TASK TO COMPLETE:
Your answer is a copy of every line in the records where "löptid" appears.

DATASET EXCERPTS:
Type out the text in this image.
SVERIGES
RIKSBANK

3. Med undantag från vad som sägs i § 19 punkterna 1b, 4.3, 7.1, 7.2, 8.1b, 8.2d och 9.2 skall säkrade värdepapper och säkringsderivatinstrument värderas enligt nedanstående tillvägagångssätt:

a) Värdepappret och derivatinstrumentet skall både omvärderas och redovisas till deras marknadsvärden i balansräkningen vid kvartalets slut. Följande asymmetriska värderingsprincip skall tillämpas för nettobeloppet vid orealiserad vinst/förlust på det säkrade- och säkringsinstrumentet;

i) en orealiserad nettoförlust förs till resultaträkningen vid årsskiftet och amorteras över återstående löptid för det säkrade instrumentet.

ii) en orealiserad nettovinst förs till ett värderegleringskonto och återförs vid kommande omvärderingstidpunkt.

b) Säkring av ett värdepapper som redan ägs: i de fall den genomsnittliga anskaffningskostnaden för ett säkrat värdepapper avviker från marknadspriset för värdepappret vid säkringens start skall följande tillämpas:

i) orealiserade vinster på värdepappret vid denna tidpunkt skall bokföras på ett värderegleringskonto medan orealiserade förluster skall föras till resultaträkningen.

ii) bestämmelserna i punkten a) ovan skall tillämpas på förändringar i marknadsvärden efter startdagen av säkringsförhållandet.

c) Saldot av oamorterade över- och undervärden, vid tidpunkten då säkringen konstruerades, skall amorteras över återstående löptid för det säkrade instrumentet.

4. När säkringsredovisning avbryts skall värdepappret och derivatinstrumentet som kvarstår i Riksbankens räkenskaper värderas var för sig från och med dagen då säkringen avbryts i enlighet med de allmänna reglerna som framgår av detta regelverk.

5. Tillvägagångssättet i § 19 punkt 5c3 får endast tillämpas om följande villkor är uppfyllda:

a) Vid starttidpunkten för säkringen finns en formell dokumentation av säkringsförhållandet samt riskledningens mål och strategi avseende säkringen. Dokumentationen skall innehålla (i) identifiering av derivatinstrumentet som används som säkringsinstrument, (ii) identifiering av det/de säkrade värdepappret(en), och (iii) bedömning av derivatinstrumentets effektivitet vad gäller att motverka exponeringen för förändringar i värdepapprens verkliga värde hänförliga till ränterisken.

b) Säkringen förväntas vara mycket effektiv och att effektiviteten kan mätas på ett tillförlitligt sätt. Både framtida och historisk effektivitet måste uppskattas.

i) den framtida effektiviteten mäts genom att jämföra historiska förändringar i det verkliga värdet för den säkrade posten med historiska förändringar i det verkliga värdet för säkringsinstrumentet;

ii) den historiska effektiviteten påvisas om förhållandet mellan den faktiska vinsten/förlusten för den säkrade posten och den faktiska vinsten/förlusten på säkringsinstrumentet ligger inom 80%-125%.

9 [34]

ANSWER AREA:
i) en orealiserad nettoförlust förs till resultaträkningen vid årsskiftet och amorteras över återstående löptid för det säkrade instrumentet.
c) Saldot av oamorterade över- och undervärden, vid tidpunkten då säkringen konstruerades, skall amorteras över återstående löptid för det säkrade instrumentet.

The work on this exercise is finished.